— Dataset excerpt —
.....
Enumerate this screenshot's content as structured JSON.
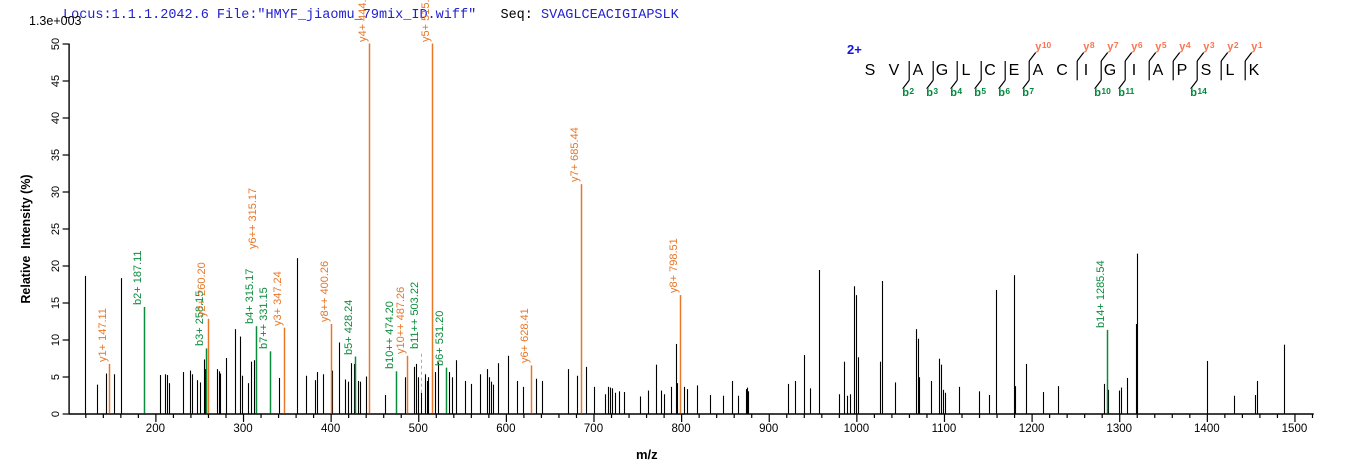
{
  "header": {
    "locus_file_label": "Locus:1.1.1.2042.6 File:\"HMYF_jiaomu_79mix_ID.wiff\"",
    "separator": "   ",
    "seq_prefix": "Seq: ",
    "sequence_text": "SVAGLCEACIGIAPSLK",
    "max_intensity": "1.3e+003"
  },
  "colors": {
    "title_blue": "#2121ce",
    "black": "#000000",
    "y_ion": "#e87728",
    "b_ion": "#0b8c3c",
    "panel_y_label": "#fa7452",
    "panel_b_label": "#008a3c",
    "charge_blue": "#1515e0",
    "dashed_gray": "#aaaaaa"
  },
  "axes": {
    "x_label": "m/z",
    "y_label": "Relative  Intensity (%)",
    "x_major_ticks": [
      200,
      300,
      400,
      500,
      600,
      700,
      800,
      900,
      1000,
      1100,
      1200,
      1300,
      1400,
      1500
    ],
    "x_minor_step": 20,
    "x_min": 101,
    "x_max": 1522,
    "y_ticks": [
      0,
      5,
      10,
      15,
      20,
      25,
      30,
      35,
      40,
      45,
      50
    ],
    "y_min": 0,
    "y_max": 50
  },
  "sequence_panel": {
    "charge": "2+",
    "residues": [
      "S",
      "V",
      "A",
      "G",
      "L",
      "C",
      "E",
      "A",
      "C",
      "I",
      "G",
      "I",
      "A",
      "P",
      "S",
      "L",
      "K"
    ],
    "y_ions": [
      {
        "gap": 7,
        "n": "10"
      },
      {
        "gap": 9,
        "n": "8"
      },
      {
        "gap": 10,
        "n": "7"
      },
      {
        "gap": 11,
        "n": "6"
      },
      {
        "gap": 12,
        "n": "5"
      },
      {
        "gap": 13,
        "n": "4"
      },
      {
        "gap": 14,
        "n": "3"
      },
      {
        "gap": 15,
        "n": "2"
      },
      {
        "gap": 16,
        "n": "1"
      }
    ],
    "b_ions": [
      {
        "gap": 2,
        "n": "2"
      },
      {
        "gap": 3,
        "n": "3"
      },
      {
        "gap": 4,
        "n": "4"
      },
      {
        "gap": 5,
        "n": "5"
      },
      {
        "gap": 6,
        "n": "6"
      },
      {
        "gap": 7,
        "n": "7"
      },
      {
        "gap": 10,
        "n": "10"
      },
      {
        "gap": 11,
        "n": "11"
      },
      {
        "gap": 14,
        "n": "14"
      }
    ]
  },
  "chart_data": {
    "type": "bar",
    "title": "MS/MS spectrum",
    "xlabel": "m/z",
    "ylabel": "Relative  Intensity (%)",
    "xlim": [
      101,
      1522
    ],
    "ylim": [
      0,
      50
    ],
    "peaks": [
      [
        120.0,
        18.6
      ],
      [
        133.4,
        3.9
      ],
      [
        143.3,
        5.4
      ],
      [
        152.5,
        5.3
      ],
      [
        160.6,
        18.3
      ],
      [
        205.3,
        5.2
      ],
      [
        211.2,
        5.3
      ],
      [
        212.8,
        5.2
      ],
      [
        216.0,
        4.1
      ],
      [
        232.0,
        5.6
      ],
      [
        240.0,
        5.8
      ],
      [
        241.8,
        5.3
      ],
      [
        248.0,
        4.5
      ],
      [
        250.5,
        4.2
      ],
      [
        255.0,
        7.3
      ],
      [
        257.0,
        6.0
      ],
      [
        270.5,
        6.0
      ],
      [
        272.5,
        5.7
      ],
      [
        274.0,
        5.4
      ],
      [
        280.6,
        7.5
      ],
      [
        290.8,
        11.4
      ],
      [
        297.0,
        10.4
      ],
      [
        298.5,
        5.1
      ],
      [
        305.8,
        4.1
      ],
      [
        309.6,
        7.0
      ],
      [
        313.1,
        7.2
      ],
      [
        340.5,
        4.8
      ],
      [
        361.8,
        21.0
      ],
      [
        371.5,
        5.1
      ],
      [
        382.0,
        4.5
      ],
      [
        385.0,
        5.6
      ],
      [
        391.5,
        5.3
      ],
      [
        402.0,
        5.8
      ],
      [
        409.4,
        9.6
      ],
      [
        415.9,
        4.6
      ],
      [
        419.7,
        4.3
      ],
      [
        423.3,
        6.8
      ],
      [
        426.6,
        6.7
      ],
      [
        431.5,
        4.4
      ],
      [
        433.5,
        4.3
      ],
      [
        439.8,
        5.0
      ],
      [
        462.0,
        2.5
      ],
      [
        485.0,
        4.9
      ],
      [
        495.0,
        6.3
      ],
      [
        497.5,
        6.7
      ],
      [
        500.0,
        4.9
      ],
      [
        507.5,
        5.3
      ],
      [
        509.5,
        4.4
      ],
      [
        511.5,
        4.9
      ],
      [
        519.5,
        5.6
      ],
      [
        522.0,
        6.9
      ],
      [
        535.5,
        5.6
      ],
      [
        538.5,
        4.9
      ],
      [
        543.0,
        7.2
      ],
      [
        553.0,
        4.4
      ],
      [
        560.5,
        4.0
      ],
      [
        570.2,
        5.3
      ],
      [
        578.0,
        6.0
      ],
      [
        580.4,
        4.9
      ],
      [
        583.4,
        4.3
      ],
      [
        585.8,
        3.9
      ],
      [
        591.1,
        6.8
      ],
      [
        602.2,
        7.8
      ],
      [
        613.2,
        4.4
      ],
      [
        619.4,
        3.6
      ],
      [
        634.4,
        4.7
      ],
      [
        641.5,
        4.4
      ],
      [
        670.5,
        6.0
      ],
      [
        680.8,
        5.1
      ],
      [
        691.4,
        6.3
      ],
      [
        700.7,
        3.6
      ],
      [
        712.9,
        2.6
      ],
      [
        717.0,
        3.6
      ],
      [
        718.8,
        3.5
      ],
      [
        720.8,
        3.4
      ],
      [
        724.4,
        2.8
      ],
      [
        728.9,
        3.0
      ],
      [
        734.8,
        2.9
      ],
      [
        752.7,
        2.3
      ],
      [
        762.1,
        3.1
      ],
      [
        770.8,
        6.6
      ],
      [
        777.3,
        3.1
      ],
      [
        780.7,
        2.6
      ],
      [
        788.5,
        3.6
      ],
      [
        793.7,
        9.4
      ],
      [
        794.9,
        4.1
      ],
      [
        803.3,
        3.6
      ],
      [
        806.4,
        3.3
      ],
      [
        818.6,
        3.8
      ],
      [
        833.5,
        2.5
      ],
      [
        847.9,
        2.4
      ],
      [
        857.6,
        4.4
      ],
      [
        864.9,
        2.4
      ],
      [
        873.5,
        3.3
      ],
      [
        874.8,
        3.5
      ],
      [
        876.0,
        3.0
      ],
      [
        922.5,
        4.0
      ],
      [
        929.5,
        4.4
      ],
      [
        940.0,
        7.9
      ],
      [
        947.2,
        3.4
      ],
      [
        957.5,
        19.4
      ],
      [
        980.4,
        2.6
      ],
      [
        986.0,
        7.0
      ],
      [
        989.0,
        2.4
      ],
      [
        993.3,
        2.6
      ],
      [
        997.3,
        17.2
      ],
      [
        999.2,
        16.0
      ],
      [
        1001.5,
        7.6
      ],
      [
        1027.5,
        7.0
      ],
      [
        1028.9,
        17.9
      ],
      [
        1044.4,
        4.2
      ],
      [
        1068.1,
        11.4
      ],
      [
        1069.8,
        10.1
      ],
      [
        1071.0,
        4.9
      ],
      [
        1084.9,
        4.4
      ],
      [
        1094.2,
        7.4
      ],
      [
        1096.3,
        6.6
      ],
      [
        1098.4,
        3.2
      ],
      [
        1100.7,
        2.8
      ],
      [
        1117.2,
        3.6
      ],
      [
        1139.6,
        3.0
      ],
      [
        1151.1,
        2.5
      ],
      [
        1158.8,
        16.7
      ],
      [
        1179.5,
        18.7
      ],
      [
        1181.3,
        3.7
      ],
      [
        1193.2,
        6.7
      ],
      [
        1213.4,
        2.9
      ],
      [
        1230.3,
        3.7
      ],
      [
        1283.0,
        4.0
      ],
      [
        1287.0,
        3.2
      ],
      [
        1300.1,
        3.1
      ],
      [
        1302.2,
        3.5
      ],
      [
        1309.0,
        4.8
      ],
      [
        1318.6,
        12.1
      ],
      [
        1320.0,
        21.6
      ],
      [
        1400.1,
        7.1
      ],
      [
        1431.2,
        2.4
      ],
      [
        1455.5,
        2.5
      ],
      [
        1457.0,
        4.4
      ],
      [
        1488.5,
        9.3
      ]
    ],
    "annotations": [
      {
        "mz": 147.11,
        "intensity": 6.7,
        "label": "y1+ 147.11",
        "series": "y"
      },
      {
        "mz": 187.11,
        "intensity": 14.4,
        "label": "b2+ 187.11",
        "series": "b"
      },
      {
        "mz": 258.15,
        "intensity": 8.8,
        "label": "b3+ 258.15",
        "series": "b"
      },
      {
        "mz": 260.2,
        "intensity": 12.8,
        "label": "y2+ 260.20",
        "series": "y"
      },
      {
        "mz": 315.17,
        "intensity": 11.8,
        "label": "b4+ 315.17",
        "series": "b"
      },
      {
        "mz": 315.17,
        "intensity": 11.8,
        "label": "y6++ 315.17",
        "series": "y",
        "label_dx": 3.5,
        "label_rise": 75,
        "no_line": true
      },
      {
        "mz": 331.15,
        "intensity": 8.4,
        "label": "b7++ 331.15",
        "series": "b"
      },
      {
        "mz": 347.24,
        "intensity": 11.6,
        "label": "y3+ 347.24",
        "series": "y"
      },
      {
        "mz": 400.26,
        "intensity": 12.1,
        "label": "y8++ 400.26",
        "series": "y"
      },
      {
        "mz": 428.24,
        "intensity": 7.7,
        "label": "b5+ 428.24",
        "series": "b"
      },
      {
        "mz": 444.28,
        "intensity": 50,
        "label": "y4+ 444.28",
        "series": "y"
      },
      {
        "mz": 474.2,
        "intensity": 5.7,
        "label": "b10++ 474.20",
        "series": "b"
      },
      {
        "mz": 487.26,
        "intensity": 7.8,
        "label": "y10++ 487.26",
        "series": "y"
      },
      {
        "mz": 503.22,
        "intensity": 2.8,
        "label": "b11++ 503.22",
        "series": "b",
        "dashed": true,
        "label_height": 8.4
      },
      {
        "mz": 515.32,
        "intensity": 50,
        "label": "y5+ 515.32",
        "series": "y"
      },
      {
        "mz": 531.2,
        "intensity": 6.2,
        "label": "b6+ 531.20",
        "series": "b"
      },
      {
        "mz": 628.41,
        "intensity": 6.5,
        "label": "y6+ 628.41",
        "series": "y"
      },
      {
        "mz": 685.44,
        "intensity": 31.0,
        "label": "y7+ 685.44",
        "series": "y"
      },
      {
        "mz": 798.51,
        "intensity": 16.0,
        "label": "y8+ 798.51",
        "series": "y"
      },
      {
        "mz": 1285.54,
        "intensity": 11.3,
        "label": "b14+ 1285.54",
        "series": "b"
      }
    ]
  }
}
.....
— WHAT IS BEING ASKED —
From the entries above, copy every line where the word "Relative" shows up.

— RIGHT ANSWER —
    "y_label": "Relative  Intensity (%)",
    "ylabel": "Relative  Intensity (%)",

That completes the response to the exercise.